Work instructions: Please state how many lines in the records contain the string "Department", with no words besides the number.

Dataset rows:

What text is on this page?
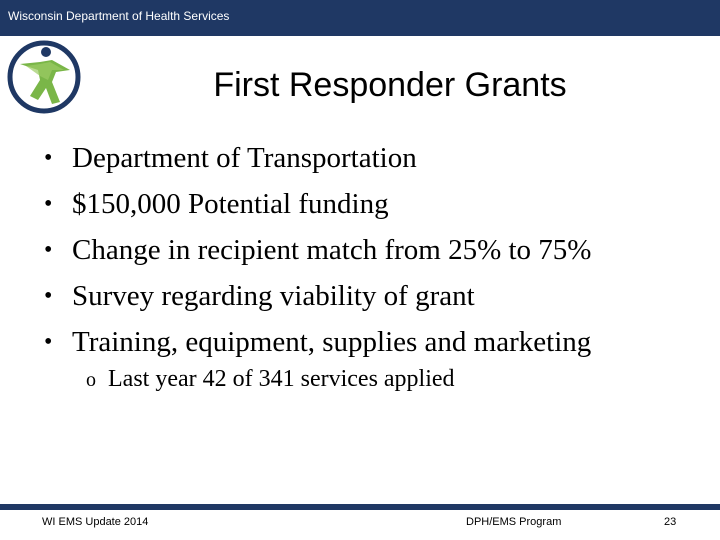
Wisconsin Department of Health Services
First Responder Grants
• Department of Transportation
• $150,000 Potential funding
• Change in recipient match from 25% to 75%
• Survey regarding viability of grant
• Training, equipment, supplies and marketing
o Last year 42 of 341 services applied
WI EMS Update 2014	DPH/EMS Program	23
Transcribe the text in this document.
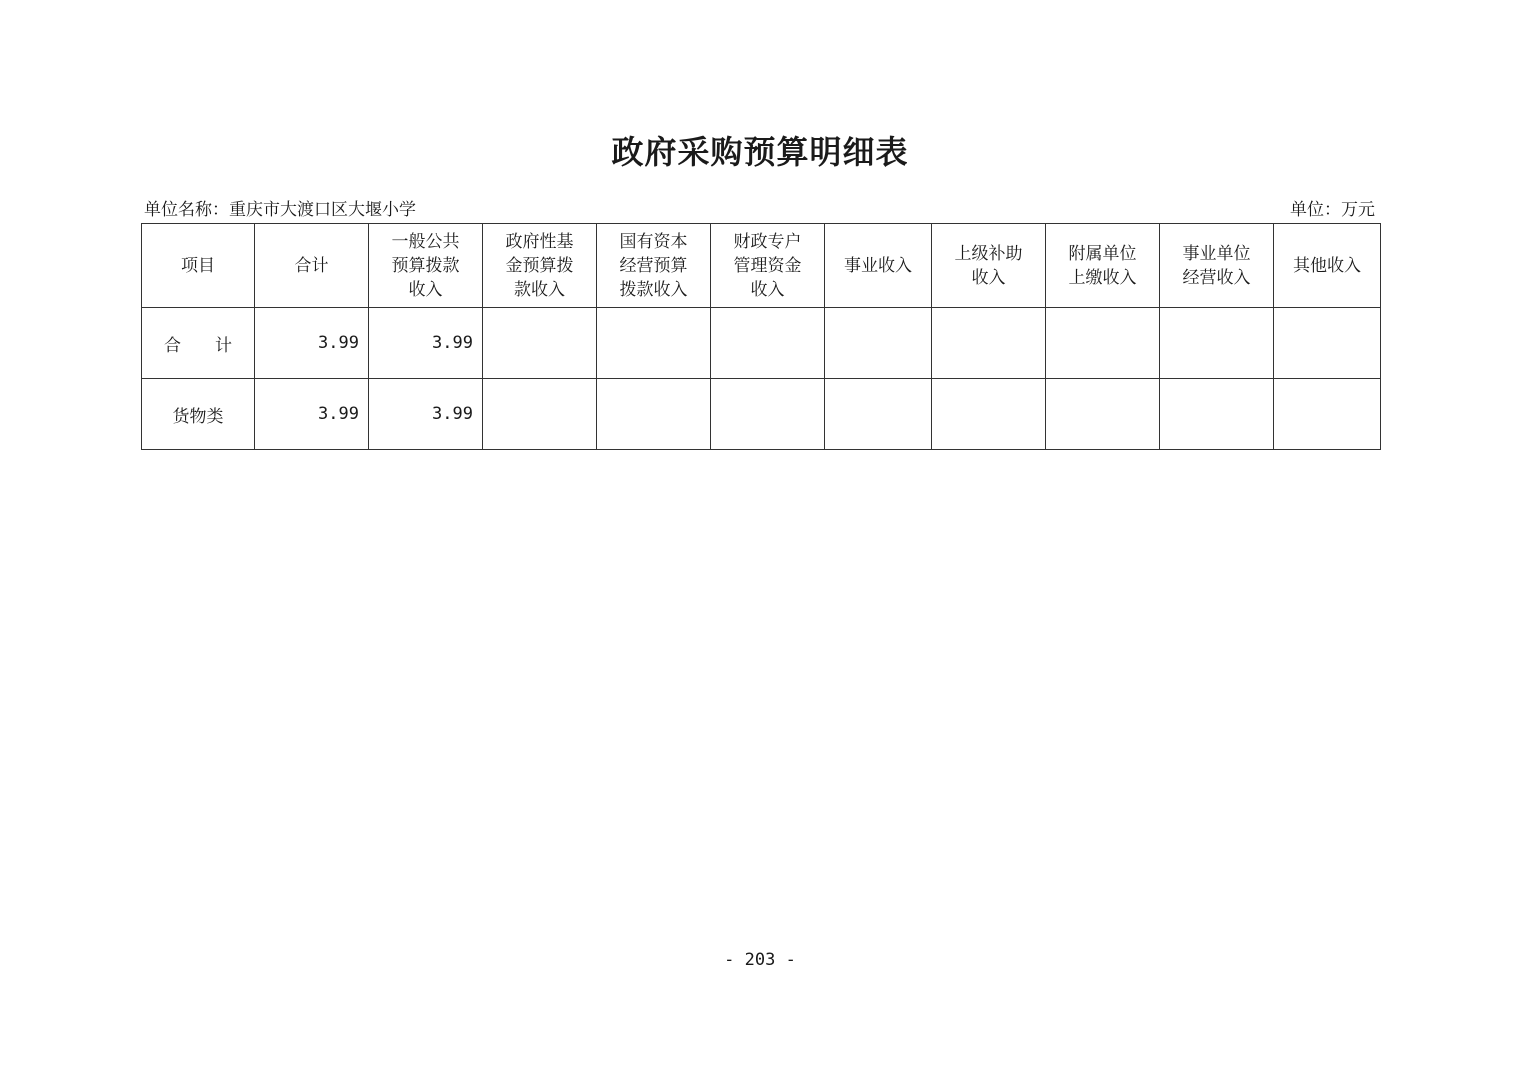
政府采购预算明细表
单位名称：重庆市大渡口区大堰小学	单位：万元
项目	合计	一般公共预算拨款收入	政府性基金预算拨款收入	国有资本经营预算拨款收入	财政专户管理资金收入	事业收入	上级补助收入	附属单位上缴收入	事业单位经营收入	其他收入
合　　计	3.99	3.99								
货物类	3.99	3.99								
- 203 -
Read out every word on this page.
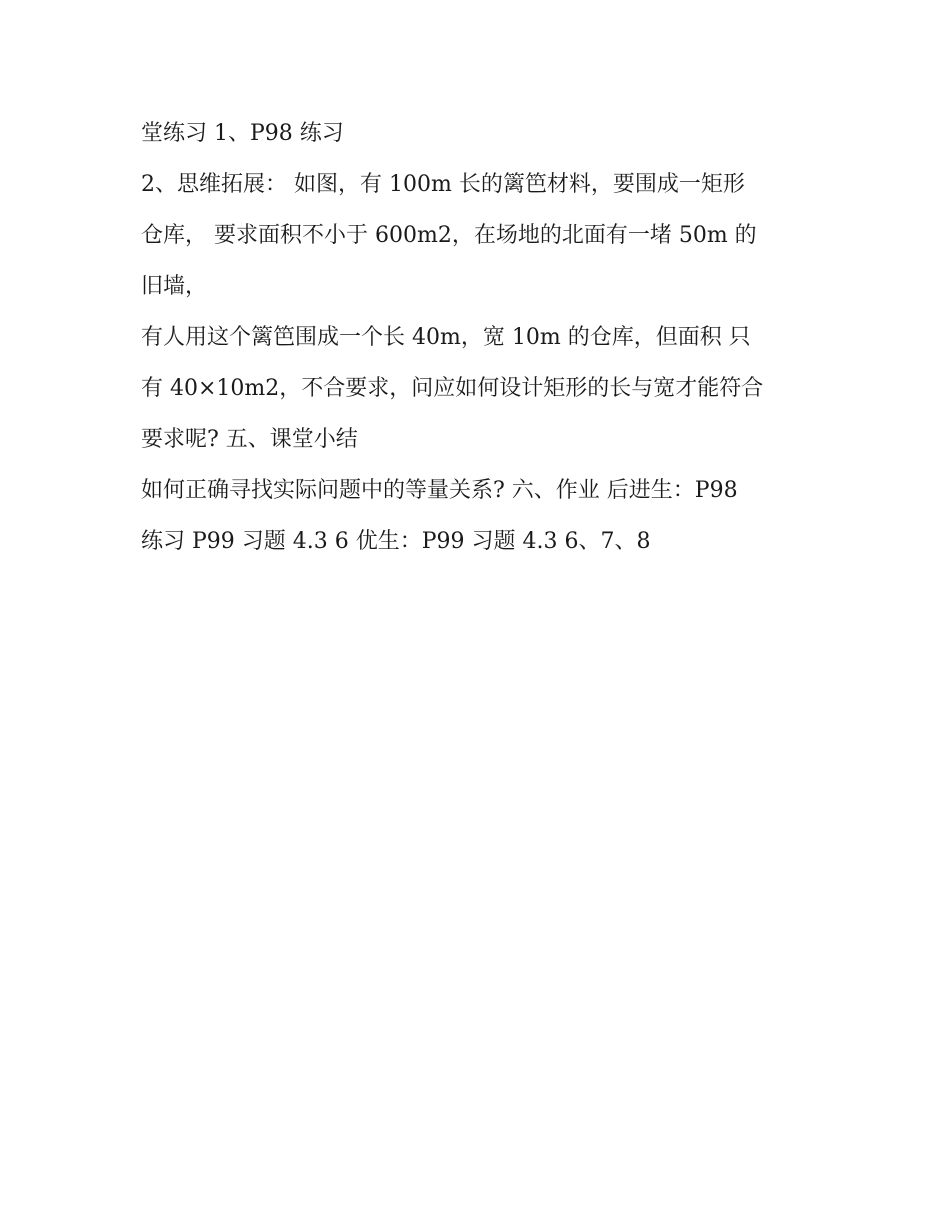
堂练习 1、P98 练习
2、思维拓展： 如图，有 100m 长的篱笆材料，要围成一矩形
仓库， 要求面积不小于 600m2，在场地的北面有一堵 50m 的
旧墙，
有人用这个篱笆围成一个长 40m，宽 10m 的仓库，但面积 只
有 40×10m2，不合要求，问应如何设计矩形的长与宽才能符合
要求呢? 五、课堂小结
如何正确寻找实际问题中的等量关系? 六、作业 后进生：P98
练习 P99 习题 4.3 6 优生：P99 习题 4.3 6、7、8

Response: 2